**GIVEN TASK**.
Set down each entry from the block beneath, exactly as written.

• • •

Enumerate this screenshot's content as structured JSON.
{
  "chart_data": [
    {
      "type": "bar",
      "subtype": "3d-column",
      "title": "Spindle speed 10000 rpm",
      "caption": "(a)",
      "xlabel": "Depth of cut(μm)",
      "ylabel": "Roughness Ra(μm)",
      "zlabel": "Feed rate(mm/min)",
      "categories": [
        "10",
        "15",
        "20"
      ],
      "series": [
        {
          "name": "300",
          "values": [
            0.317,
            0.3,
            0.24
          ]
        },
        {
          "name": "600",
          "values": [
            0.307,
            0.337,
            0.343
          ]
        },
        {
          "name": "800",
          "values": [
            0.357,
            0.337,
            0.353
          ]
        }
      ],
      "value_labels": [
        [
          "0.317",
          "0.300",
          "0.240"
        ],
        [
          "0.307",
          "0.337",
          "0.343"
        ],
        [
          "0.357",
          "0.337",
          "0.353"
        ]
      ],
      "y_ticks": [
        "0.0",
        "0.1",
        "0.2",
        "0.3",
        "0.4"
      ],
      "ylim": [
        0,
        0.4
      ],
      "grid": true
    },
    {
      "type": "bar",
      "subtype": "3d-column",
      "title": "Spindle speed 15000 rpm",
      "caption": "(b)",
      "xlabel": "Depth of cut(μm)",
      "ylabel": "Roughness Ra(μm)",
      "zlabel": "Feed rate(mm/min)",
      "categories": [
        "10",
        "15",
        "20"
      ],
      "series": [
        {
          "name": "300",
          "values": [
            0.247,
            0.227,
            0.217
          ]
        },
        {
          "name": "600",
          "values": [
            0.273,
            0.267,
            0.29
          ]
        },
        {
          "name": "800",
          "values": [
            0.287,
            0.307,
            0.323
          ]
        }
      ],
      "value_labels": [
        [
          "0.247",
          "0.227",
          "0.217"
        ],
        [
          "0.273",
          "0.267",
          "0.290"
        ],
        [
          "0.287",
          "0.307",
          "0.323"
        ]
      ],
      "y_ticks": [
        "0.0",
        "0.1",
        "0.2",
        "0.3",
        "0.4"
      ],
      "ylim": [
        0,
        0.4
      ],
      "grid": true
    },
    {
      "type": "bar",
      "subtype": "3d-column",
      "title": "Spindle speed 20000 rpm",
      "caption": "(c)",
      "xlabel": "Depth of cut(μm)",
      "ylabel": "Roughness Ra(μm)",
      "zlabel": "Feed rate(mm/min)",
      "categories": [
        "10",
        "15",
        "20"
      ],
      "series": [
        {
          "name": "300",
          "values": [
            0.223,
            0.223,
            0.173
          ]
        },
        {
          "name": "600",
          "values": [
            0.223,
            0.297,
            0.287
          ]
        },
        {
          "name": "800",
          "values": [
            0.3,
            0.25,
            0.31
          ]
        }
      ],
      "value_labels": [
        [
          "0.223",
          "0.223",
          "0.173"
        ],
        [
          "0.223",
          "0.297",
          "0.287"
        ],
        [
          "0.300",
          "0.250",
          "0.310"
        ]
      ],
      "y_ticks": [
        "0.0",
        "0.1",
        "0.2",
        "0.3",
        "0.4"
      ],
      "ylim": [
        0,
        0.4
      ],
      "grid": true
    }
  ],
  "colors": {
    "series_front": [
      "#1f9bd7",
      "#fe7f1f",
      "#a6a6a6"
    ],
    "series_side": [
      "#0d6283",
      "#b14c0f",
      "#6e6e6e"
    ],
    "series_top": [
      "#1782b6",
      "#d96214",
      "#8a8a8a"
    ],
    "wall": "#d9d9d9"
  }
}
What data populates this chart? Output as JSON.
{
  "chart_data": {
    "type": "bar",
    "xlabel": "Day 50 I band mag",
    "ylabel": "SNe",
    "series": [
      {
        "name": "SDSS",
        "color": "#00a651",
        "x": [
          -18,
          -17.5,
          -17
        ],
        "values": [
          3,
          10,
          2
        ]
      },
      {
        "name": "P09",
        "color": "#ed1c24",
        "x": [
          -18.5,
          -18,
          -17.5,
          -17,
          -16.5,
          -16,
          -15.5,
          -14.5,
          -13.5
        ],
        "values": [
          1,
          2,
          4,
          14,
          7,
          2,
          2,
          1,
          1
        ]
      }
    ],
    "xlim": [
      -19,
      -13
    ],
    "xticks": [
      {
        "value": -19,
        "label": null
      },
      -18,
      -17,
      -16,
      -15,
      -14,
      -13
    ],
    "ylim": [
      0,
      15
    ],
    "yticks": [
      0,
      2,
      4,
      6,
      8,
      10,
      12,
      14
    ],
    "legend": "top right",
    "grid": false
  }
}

• • •

**FULL ANSWER**.
Enumerate this screenshot's content as structured JSON.
{
  "chart_data": [
    {
      "type": "bar",
      "subtype": "3d-column",
      "title": "Spindle speed 10000 rpm",
      "caption": "(a)",
      "xlabel": "Depth of cut(μm)",
      "ylabel": "Roughness Ra(μm)",
      "zlabel": "Feed rate(mm/min)",
      "categories": [
        "10",
        "15",
        "20"
      ],
      "series": [
        {
          "name": "300",
          "values": [
            0.317,
            0.3,
            0.24
          ]
        },
        {
          "name": "600",
          "values": [
            0.307,
            0.337,
            0.343
          ]
        },
        {
          "name": "800",
          "values": [
            0.357,
            0.337,
            0.353
          ]
        }
      ],
      "value_labels": [
        [
          "0.317",
          "0.300",
          "0.240"
        ],
        [
          "0.307",
          "0.337",
          "0.343"
        ],
        [
          "0.357",
          "0.337",
          "0.353"
        ]
      ],
      "y_ticks": [
        "0.0",
        "0.1",
        "0.2",
        "0.3",
        "0.4"
      ],
      "ylim": [
        0,
        0.4
      ],
      "grid": true
    },
    {
      "type": "bar",
      "subtype": "3d-column",
      "title": "Spindle speed 15000 rpm",
      "caption": "(b)",
      "xlabel": "Depth of cut(μm)",
      "ylabel": "Roughness Ra(μm)",
      "zlabel": "Feed rate(mm/min)",
      "categories": [
        "10",
        "15",
        "20"
      ],
      "series": [
        {
          "name": "300",
          "values": [
            0.247,
            0.227,
            0.217
          ]
        },
        {
          "name": "600",
          "values": [
            0.273,
            0.267,
            0.29
          ]
        },
        {
          "name": "800",
          "values": [
            0.287,
            0.307,
            0.323
          ]
        }
      ],
      "value_labels": [
        [
          "0.247",
          "0.227",
          "0.217"
        ],
        [
          "0.273",
          "0.267",
          "0.290"
        ],
        [
          "0.287",
          "0.307",
          "0.323"
        ]
      ],
      "y_ticks": [
        "0.0",
        "0.1",
        "0.2",
        "0.3",
        "0.4"
      ],
      "ylim": [
        0,
        0.4
      ],
      "grid": true
    },
    {
      "type": "bar",
      "subtype": "3d-column",
      "title": "Spindle speed 20000 rpm",
      "caption": "(c)",
      "xlabel": "Depth of cut(μm)",
      "ylabel": "Roughness Ra(μm)",
      "zlabel": "Feed rate(mm/min)",
      "categories": [
        "10",
        "15",
        "20"
      ],
      "series": [
        {
          "name": "300",
          "values": [
            0.223,
            0.223,
            0.173
          ]
        },
        {
          "name": "600",
          "values": [
            0.223,
            0.297,
            0.287
          ]
        },
        {
          "name": "800",
          "values": [
            0.3,
            0.25,
            0.31
          ]
        }
      ],
      "value_labels": [
        [
          "0.223",
          "0.223",
          "0.173"
        ],
        [
          "0.223",
          "0.297",
          "0.287"
        ],
        [
          "0.300",
          "0.250",
          "0.310"
        ]
      ],
      "y_ticks": [
        "0.0",
        "0.1",
        "0.2",
        "0.3",
        "0.4"
      ],
      "ylim": [
        0,
        0.4
      ],
      "grid": true
    }
  ],
  "colors": {
    "series_front": [
      "#1f9bd7",
      "#fe7f1f",
      "#a6a6a6"
    ],
    "series_side": [
      "#0d6283",
      "#b14c0f",
      "#6e6e6e"
    ],
    "series_top": [
      "#1782b6",
      "#d96214",
      "#8a8a8a"
    ],
    "wall": "#d9d9d9"
  }
}
What data populates this chart? Output as JSON.
{
  "chart_data": {
    "type": "bar",
    "xlabel": "Day 50 I band mag",
    "ylabel": "SNe",
    "series": [
      {
        "name": "SDSS",
        "color": "#00a651",
        "x": [
          -18,
          -17.5,
          -17
        ],
        "values": [
          3,
          10,
          2
        ]
      },
      {
        "name": "P09",
        "color": "#ed1c24",
        "x": [
          -18.5,
          -18,
          -17.5,
          -17,
          -16.5,
          -16,
          -15.5,
          -14.5,
          -13.5
        ],
        "values": [
          1,
          2,
          4,
          14,
          7,
          2,
          2,
          1,
          1
        ]
      }
    ],
    "xlim": [
      -19,
      -13
    ],
    "xticks": [
      {
        "value": -19,
        "label": null
      },
      -18,
      -17,
      -16,
      -15,
      -14,
      -13
    ],
    "ylim": [
      0,
      15
    ],
    "yticks": [
      0,
      2,
      4,
      6,
      8,
      10,
      12,
      14
    ],
    "legend": "top right",
    "grid": false
  }
}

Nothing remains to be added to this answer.